What you have to do — Transcribe the full listing below exactly.

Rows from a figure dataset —
——

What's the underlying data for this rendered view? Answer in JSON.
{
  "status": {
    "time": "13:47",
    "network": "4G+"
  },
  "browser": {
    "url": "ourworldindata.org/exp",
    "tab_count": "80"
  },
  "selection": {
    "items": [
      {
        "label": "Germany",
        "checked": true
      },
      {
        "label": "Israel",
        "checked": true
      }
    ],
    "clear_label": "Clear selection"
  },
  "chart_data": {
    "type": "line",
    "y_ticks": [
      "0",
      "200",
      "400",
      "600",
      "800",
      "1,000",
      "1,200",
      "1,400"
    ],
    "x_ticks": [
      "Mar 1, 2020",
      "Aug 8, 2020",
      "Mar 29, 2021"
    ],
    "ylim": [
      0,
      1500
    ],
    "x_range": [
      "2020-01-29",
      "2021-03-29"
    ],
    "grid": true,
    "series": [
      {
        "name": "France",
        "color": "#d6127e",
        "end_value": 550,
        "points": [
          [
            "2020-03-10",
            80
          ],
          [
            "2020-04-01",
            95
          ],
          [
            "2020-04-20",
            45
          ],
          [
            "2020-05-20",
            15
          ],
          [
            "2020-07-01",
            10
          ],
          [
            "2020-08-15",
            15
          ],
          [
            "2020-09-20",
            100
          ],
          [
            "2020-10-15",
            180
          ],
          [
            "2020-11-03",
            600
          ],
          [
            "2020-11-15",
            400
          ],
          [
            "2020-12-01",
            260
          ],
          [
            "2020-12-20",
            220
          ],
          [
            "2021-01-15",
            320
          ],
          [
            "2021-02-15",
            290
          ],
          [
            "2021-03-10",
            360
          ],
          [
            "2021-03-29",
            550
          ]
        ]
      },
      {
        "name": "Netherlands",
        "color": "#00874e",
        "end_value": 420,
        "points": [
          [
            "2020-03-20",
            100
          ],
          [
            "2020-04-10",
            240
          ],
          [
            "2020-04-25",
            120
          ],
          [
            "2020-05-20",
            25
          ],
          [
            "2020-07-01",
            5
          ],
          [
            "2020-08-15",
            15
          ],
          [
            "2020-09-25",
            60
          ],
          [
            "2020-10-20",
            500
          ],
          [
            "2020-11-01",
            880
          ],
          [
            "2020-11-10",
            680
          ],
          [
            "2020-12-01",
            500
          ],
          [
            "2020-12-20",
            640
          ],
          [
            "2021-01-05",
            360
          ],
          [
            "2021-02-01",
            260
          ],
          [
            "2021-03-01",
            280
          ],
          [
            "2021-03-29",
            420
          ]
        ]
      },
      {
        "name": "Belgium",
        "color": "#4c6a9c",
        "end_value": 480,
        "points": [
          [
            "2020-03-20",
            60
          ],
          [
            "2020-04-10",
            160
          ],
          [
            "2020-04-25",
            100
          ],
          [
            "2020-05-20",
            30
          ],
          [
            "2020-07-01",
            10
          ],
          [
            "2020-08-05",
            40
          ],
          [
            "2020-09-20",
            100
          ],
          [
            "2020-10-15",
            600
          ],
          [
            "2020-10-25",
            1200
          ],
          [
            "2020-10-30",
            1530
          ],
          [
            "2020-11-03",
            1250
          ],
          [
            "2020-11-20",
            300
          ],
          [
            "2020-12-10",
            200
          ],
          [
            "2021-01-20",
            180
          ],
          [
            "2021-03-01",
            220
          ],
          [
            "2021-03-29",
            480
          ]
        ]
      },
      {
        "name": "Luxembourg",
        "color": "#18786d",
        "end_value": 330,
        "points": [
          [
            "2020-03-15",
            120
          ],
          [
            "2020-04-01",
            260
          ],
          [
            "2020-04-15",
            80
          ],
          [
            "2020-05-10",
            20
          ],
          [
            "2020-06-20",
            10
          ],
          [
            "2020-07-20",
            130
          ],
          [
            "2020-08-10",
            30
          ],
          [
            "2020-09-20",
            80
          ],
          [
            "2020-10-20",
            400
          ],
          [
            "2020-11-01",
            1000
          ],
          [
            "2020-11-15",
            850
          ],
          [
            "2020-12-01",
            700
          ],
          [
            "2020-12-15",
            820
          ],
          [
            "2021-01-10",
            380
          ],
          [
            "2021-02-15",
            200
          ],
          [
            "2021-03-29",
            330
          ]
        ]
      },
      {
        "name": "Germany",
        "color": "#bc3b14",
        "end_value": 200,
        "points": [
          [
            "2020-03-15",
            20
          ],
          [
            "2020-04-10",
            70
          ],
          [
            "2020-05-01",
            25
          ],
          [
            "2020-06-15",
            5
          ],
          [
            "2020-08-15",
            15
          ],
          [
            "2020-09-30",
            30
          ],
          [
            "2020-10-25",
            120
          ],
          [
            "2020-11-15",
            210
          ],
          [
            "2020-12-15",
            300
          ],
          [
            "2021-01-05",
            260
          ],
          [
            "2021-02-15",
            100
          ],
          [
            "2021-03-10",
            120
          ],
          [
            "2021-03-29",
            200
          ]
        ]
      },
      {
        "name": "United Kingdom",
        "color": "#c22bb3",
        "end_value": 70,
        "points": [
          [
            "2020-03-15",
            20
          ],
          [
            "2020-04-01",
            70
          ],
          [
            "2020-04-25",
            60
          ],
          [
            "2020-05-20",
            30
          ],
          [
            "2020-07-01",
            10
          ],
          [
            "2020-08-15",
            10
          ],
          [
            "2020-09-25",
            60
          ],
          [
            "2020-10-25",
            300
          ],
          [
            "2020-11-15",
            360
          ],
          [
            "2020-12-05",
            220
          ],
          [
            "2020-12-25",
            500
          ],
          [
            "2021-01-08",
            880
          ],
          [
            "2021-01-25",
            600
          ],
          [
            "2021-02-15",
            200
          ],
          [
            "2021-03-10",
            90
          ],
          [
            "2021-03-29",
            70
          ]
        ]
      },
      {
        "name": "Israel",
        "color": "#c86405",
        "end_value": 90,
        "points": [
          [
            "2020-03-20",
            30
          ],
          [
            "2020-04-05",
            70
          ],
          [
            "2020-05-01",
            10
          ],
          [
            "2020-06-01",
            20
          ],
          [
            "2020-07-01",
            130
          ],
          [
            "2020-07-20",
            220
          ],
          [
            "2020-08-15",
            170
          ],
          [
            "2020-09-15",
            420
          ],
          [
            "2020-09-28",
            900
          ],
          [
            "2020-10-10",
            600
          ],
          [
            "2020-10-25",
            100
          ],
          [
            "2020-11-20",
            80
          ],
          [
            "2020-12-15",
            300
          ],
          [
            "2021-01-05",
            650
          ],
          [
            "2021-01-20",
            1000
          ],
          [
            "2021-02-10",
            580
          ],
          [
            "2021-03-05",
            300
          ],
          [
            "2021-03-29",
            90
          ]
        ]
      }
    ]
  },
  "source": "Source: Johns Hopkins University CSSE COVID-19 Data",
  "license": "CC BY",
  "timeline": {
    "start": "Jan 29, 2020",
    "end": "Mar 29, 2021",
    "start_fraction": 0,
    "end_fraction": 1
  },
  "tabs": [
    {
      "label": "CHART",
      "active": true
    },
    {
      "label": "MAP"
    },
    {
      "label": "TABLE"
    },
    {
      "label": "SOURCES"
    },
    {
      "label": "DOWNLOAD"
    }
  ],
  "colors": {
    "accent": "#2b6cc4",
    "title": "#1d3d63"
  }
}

——

Answer in full —
What's the underlying data for this rendered view? Answer in JSON.
{
  "status": {
    "time": "13:47",
    "network": "4G+"
  },
  "browser": {
    "url": "ourworldindata.org/exp",
    "tab_count": "80"
  },
  "selection": {
    "items": [
      {
        "label": "Germany",
        "checked": true
      },
      {
        "label": "Israel",
        "checked": true
      }
    ],
    "clear_label": "Clear selection"
  },
  "chart_data": {
    "type": "line",
    "y_ticks": [
      "0",
      "200",
      "400",
      "600",
      "800",
      "1,000",
      "1,200",
      "1,400"
    ],
    "x_ticks": [
      "Mar 1, 2020",
      "Aug 8, 2020",
      "Mar 29, 2021"
    ],
    "ylim": [
      0,
      1500
    ],
    "x_range": [
      "2020-01-29",
      "2021-03-29"
    ],
    "grid": true,
    "series": [
      {
        "name": "France",
        "color": "#d6127e",
        "end_value": 550,
        "points": [
          [
            "2020-03-10",
            80
          ],
          [
            "2020-04-01",
            95
          ],
          [
            "2020-04-20",
            45
          ],
          [
            "2020-05-20",
            15
          ],
          [
            "2020-07-01",
            10
          ],
          [
            "2020-08-15",
            15
          ],
          [
            "2020-09-20",
            100
          ],
          [
            "2020-10-15",
            180
          ],
          [
            "2020-11-03",
            600
          ],
          [
            "2020-11-15",
            400
          ],
          [
            "2020-12-01",
            260
          ],
          [
            "2020-12-20",
            220
          ],
          [
            "2021-01-15",
            320
          ],
          [
            "2021-02-15",
            290
          ],
          [
            "2021-03-10",
            360
          ],
          [
            "2021-03-29",
            550
          ]
        ]
      },
      {
        "name": "Netherlands",
        "color": "#00874e",
        "end_value": 420,
        "points": [
          [
            "2020-03-20",
            100
          ],
          [
            "2020-04-10",
            240
          ],
          [
            "2020-04-25",
            120
          ],
          [
            "2020-05-20",
            25
          ],
          [
            "2020-07-01",
            5
          ],
          [
            "2020-08-15",
            15
          ],
          [
            "2020-09-25",
            60
          ],
          [
            "2020-10-20",
            500
          ],
          [
            "2020-11-01",
            880
          ],
          [
            "2020-11-10",
            680
          ],
          [
            "2020-12-01",
            500
          ],
          [
            "2020-12-20",
            640
          ],
          [
            "2021-01-05",
            360
          ],
          [
            "2021-02-01",
            260
          ],
          [
            "2021-03-01",
            280
          ],
          [
            "2021-03-29",
            420
          ]
        ]
      },
      {
        "name": "Belgium",
        "color": "#4c6a9c",
        "end_value": 480,
        "points": [
          [
            "2020-03-20",
            60
          ],
          [
            "2020-04-10",
            160
          ],
          [
            "2020-04-25",
            100
          ],
          [
            "2020-05-20",
            30
          ],
          [
            "2020-07-01",
            10
          ],
          [
            "2020-08-05",
            40
          ],
          [
            "2020-09-20",
            100
          ],
          [
            "2020-10-15",
            600
          ],
          [
            "2020-10-25",
            1200
          ],
          [
            "2020-10-30",
            1530
          ],
          [
            "2020-11-03",
            1250
          ],
          [
            "2020-11-20",
            300
          ],
          [
            "2020-12-10",
            200
          ],
          [
            "2021-01-20",
            180
          ],
          [
            "2021-03-01",
            220
          ],
          [
            "2021-03-29",
            480
          ]
        ]
      },
      {
        "name": "Luxembourg",
        "color": "#18786d",
        "end_value": 330,
        "points": [
          [
            "2020-03-15",
            120
          ],
          [
            "2020-04-01",
            260
          ],
          [
            "2020-04-15",
            80
          ],
          [
            "2020-05-10",
            20
          ],
          [
            "2020-06-20",
            10
          ],
          [
            "2020-07-20",
            130
          ],
          [
            "2020-08-10",
            30
          ],
          [
            "2020-09-20",
            80
          ],
          [
            "2020-10-20",
            400
          ],
          [
            "2020-11-01",
            1000
          ],
          [
            "2020-11-15",
            850
          ],
          [
            "2020-12-01",
            700
          ],
          [
            "2020-12-15",
            820
          ],
          [
            "2021-01-10",
            380
          ],
          [
            "2021-02-15",
            200
          ],
          [
            "2021-03-29",
            330
          ]
        ]
      },
      {
        "name": "Germany",
        "color": "#bc3b14",
        "end_value": 200,
        "points": [
          [
            "2020-03-15",
            20
          ],
          [
            "2020-04-10",
            70
          ],
          [
            "2020-05-01",
            25
          ],
          [
            "2020-06-15",
            5
          ],
          [
            "2020-08-15",
            15
          ],
          [
            "2020-09-30",
            30
          ],
          [
            "2020-10-25",
            120
          ],
          [
            "2020-11-15",
            210
          ],
          [
            "2020-12-15",
            300
          ],
          [
            "2021-01-05",
            260
          ],
          [
            "2021-02-15",
            100
          ],
          [
            "2021-03-10",
            120
          ],
          [
            "2021-03-29",
            200
          ]
        ]
      },
      {
        "name": "United Kingdom",
        "color": "#c22bb3",
        "end_value": 70,
        "points": [
          [
            "2020-03-15",
            20
          ],
          [
            "2020-04-01",
            70
          ],
          [
            "2020-04-25",
            60
          ],
          [
            "2020-05-20",
            30
          ],
          [
            "2020-07-01",
            10
          ],
          [
            "2020-08-15",
            10
          ],
          [
            "2020-09-25",
            60
          ],
          [
            "2020-10-25",
            300
          ],
          [
            "2020-11-15",
            360
          ],
          [
            "2020-12-05",
            220
          ],
          [
            "2020-12-25",
            500
          ],
          [
            "2021-01-08",
            880
          ],
          [
            "2021-01-25",
            600
          ],
          [
            "2021-02-15",
            200
          ],
          [
            "2021-03-10",
            90
          ],
          [
            "2021-03-29",
            70
          ]
        ]
      },
      {
        "name": "Israel",
        "color": "#c86405",
        "end_value": 90,
        "points": [
          [
            "2020-03-20",
            30
          ],
          [
            "2020-04-05",
            70
          ],
          [
            "2020-05-01",
            10
          ],
          [
            "2020-06-01",
            20
          ],
          [
            "2020-07-01",
            130
          ],
          [
            "2020-07-20",
            220
          ],
          [
            "2020-08-15",
            170
          ],
          [
            "2020-09-15",
            420
          ],
          [
            "2020-09-28",
            900
          ],
          [
            "2020-10-10",
            600
          ],
          [
            "2020-10-25",
            100
          ],
          [
            "2020-11-20",
            80
          ],
          [
            "2020-12-15",
            300
          ],
          [
            "2021-01-05",
            650
          ],
          [
            "2021-01-20",
            1000
          ],
          [
            "2021-02-10",
            580
          ],
          [
            "2021-03-05",
            300
          ],
          [
            "2021-03-29",
            90
          ]
        ]
      }
    ]
  },
  "source": "Source: Johns Hopkins University CSSE COVID-19 Data",
  "license": "CC BY",
  "timeline": {
    "start": "Jan 29, 2020",
    "end": "Mar 29, 2021",
    "start_fraction": 0,
    "end_fraction": 1
  },
  "tabs": [
    {
      "label": "CHART",
      "active": true
    },
    {
      "label": "MAP"
    },
    {
      "label": "TABLE"
    },
    {
      "label": "SOURCES"
    },
    {
      "label": "DOWNLOAD"
    }
  ],
  "colors": {
    "accent": "#2b6cc4",
    "title": "#1d3d63"
  }
}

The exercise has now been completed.